_Dataset records_:
** START **

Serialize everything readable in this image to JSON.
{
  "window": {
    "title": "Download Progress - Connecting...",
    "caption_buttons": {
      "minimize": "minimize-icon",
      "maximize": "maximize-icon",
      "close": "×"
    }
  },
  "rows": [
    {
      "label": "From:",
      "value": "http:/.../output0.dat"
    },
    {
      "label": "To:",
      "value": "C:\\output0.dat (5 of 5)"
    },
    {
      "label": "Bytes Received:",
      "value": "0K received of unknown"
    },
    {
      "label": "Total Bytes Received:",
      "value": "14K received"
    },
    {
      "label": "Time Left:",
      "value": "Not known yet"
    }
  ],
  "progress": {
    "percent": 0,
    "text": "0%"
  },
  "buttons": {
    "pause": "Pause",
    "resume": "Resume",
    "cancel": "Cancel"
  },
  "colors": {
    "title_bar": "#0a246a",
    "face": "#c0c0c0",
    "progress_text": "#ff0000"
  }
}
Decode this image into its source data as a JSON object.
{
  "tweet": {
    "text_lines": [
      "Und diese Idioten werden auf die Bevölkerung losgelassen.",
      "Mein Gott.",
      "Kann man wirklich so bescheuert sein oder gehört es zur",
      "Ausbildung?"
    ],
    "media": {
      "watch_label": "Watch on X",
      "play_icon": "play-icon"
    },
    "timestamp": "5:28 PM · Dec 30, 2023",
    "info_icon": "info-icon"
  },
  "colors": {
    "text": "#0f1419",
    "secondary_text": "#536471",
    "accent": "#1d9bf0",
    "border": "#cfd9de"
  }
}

** END **

_Written request_: The lines to reproduce run from the line containing "Decode this image" to the end of the listing; write them out exactly and add nothing.

_Exercise result_:
Decode this image into its source data as a JSON object.
{
  "tweet": {
    "text_lines": [
      "Und diese Idioten werden auf die Bevölkerung losgelassen.",
      "Mein Gott.",
      "Kann man wirklich so bescheuert sein oder gehört es zur",
      "Ausbildung?"
    ],
    "media": {
      "watch_label": "Watch on X",
      "play_icon": "play-icon"
    },
    "timestamp": "5:28 PM · Dec 30, 2023",
    "info_icon": "info-icon"
  },
  "colors": {
    "text": "#0f1419",
    "secondary_text": "#536471",
    "accent": "#1d9bf0",
    "border": "#cfd9de"
  }
}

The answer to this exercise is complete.